Requirement:
Go through the records and report each line holding the string "manage".

(Structured page parsing data)
-- -- --

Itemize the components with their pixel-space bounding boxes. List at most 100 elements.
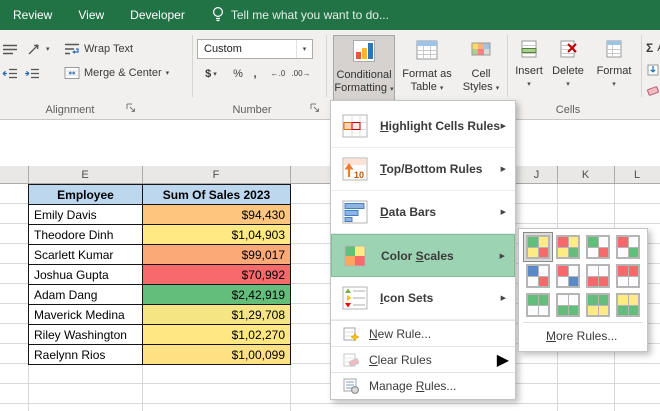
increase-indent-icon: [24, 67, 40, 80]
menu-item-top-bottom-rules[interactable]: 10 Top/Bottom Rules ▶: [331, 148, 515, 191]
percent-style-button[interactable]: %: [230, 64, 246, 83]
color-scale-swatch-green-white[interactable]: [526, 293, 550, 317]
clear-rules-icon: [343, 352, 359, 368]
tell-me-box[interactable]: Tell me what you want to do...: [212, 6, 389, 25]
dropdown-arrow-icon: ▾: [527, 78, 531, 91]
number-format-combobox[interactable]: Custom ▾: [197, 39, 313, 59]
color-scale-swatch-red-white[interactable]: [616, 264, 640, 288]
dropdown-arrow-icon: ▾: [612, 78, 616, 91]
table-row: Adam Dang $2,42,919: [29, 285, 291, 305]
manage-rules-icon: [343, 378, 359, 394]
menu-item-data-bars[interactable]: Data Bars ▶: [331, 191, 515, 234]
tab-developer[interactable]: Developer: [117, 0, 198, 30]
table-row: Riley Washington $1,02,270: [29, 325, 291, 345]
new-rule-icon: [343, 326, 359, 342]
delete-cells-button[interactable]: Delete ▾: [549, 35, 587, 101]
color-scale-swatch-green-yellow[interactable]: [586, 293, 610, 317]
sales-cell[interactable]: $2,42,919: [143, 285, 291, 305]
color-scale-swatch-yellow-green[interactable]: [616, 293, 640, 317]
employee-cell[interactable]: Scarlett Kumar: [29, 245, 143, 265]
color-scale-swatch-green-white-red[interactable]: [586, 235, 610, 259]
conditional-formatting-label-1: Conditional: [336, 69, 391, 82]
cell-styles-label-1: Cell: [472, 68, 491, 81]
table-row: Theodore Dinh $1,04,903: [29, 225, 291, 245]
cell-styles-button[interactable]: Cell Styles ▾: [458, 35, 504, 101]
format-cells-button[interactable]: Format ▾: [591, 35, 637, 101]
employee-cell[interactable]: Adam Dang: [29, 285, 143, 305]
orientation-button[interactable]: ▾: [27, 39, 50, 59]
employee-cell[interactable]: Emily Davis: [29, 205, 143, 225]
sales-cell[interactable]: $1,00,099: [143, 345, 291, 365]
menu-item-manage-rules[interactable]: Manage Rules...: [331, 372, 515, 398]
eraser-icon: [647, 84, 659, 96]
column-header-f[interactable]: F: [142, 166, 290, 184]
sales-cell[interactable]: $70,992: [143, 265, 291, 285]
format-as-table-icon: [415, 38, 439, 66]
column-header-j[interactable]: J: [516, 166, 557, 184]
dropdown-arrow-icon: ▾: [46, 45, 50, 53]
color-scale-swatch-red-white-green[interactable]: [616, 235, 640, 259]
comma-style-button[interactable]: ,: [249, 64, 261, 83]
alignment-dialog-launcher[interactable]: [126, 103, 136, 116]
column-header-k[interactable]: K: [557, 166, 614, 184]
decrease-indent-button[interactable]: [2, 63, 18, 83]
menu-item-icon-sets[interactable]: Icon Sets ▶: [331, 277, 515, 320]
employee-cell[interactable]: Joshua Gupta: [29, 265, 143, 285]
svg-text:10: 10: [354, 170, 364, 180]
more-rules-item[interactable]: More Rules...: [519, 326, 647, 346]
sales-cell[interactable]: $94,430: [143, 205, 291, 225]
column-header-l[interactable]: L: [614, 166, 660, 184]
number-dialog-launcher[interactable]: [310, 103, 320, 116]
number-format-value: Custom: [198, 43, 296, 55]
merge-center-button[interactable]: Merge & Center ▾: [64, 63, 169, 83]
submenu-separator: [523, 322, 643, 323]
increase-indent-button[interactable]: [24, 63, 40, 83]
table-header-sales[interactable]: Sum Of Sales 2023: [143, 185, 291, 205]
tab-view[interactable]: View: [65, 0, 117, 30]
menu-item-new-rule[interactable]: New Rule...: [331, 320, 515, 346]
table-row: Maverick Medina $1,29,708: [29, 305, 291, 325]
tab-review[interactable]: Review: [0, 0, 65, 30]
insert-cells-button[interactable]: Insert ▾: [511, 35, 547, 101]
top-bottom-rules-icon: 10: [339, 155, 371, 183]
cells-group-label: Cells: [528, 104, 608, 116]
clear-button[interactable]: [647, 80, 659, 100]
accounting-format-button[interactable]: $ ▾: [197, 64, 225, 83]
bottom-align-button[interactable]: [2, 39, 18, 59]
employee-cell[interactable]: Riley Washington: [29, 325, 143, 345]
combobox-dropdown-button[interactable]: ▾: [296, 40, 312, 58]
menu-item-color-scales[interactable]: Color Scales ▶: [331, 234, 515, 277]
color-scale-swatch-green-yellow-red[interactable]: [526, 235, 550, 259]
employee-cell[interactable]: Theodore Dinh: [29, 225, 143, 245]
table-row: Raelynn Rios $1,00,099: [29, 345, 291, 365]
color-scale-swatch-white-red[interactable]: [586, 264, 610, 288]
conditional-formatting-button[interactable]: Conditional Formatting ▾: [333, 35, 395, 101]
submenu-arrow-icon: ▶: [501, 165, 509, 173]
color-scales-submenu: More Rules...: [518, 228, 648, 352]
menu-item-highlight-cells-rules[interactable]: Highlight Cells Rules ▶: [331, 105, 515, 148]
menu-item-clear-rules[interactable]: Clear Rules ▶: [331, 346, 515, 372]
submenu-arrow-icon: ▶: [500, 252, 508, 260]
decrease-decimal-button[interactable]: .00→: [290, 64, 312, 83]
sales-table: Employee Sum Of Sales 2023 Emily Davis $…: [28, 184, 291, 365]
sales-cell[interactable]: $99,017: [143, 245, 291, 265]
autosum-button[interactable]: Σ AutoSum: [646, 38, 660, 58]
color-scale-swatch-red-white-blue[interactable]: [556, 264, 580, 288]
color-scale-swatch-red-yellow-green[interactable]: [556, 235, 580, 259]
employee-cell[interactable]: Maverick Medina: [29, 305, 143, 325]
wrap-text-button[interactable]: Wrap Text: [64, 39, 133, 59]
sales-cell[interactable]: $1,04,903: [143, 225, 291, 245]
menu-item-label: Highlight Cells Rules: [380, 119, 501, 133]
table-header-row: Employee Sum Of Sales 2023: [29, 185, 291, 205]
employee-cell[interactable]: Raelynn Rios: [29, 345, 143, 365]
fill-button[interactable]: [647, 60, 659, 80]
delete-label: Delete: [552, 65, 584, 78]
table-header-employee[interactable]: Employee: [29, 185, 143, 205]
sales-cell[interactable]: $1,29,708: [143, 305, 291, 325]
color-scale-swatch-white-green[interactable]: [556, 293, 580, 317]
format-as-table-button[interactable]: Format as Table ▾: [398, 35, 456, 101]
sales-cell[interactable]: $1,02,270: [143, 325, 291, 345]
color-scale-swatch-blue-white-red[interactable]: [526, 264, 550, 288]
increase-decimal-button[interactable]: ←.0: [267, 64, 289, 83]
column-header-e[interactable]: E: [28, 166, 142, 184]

-- -- --

Result for this task:
manage-rules-icon: [343, 378, 359, 394]
menu-item-manage-rules[interactable]: Manage Rules...: [331, 372, 515, 398]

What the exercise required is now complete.